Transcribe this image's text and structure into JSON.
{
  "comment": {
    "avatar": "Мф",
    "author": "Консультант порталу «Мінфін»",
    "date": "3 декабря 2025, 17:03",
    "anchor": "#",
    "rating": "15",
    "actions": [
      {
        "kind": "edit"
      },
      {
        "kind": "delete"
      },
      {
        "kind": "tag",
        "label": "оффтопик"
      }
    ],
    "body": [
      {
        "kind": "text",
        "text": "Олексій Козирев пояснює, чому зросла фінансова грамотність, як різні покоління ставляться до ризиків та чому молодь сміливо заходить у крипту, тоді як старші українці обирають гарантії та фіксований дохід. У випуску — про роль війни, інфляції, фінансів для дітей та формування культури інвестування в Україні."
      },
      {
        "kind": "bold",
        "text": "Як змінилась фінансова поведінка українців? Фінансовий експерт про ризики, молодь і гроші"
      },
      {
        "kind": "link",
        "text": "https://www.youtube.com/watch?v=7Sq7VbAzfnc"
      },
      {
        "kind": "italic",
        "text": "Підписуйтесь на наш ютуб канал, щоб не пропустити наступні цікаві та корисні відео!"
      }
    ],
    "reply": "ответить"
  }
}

Brief: Check each line of the records above for "молодь", and copy those that have it.

Finished answer:
        "text": "Олексій Козирев пояснює, чому зросла фінансова грамотність, як різні покоління ставляться до ризиків та чому молодь сміливо заходить у крипту, тоді як старші українці обирають гарантії та фіксований дохід. У випуску — про роль війни, інфляції, фінансів для дітей та формування культури інвестування в Україні."
        "text": "Як змінилась фінансова поведінка українців? Фінансовий експерт про ризики, молодь і гроші"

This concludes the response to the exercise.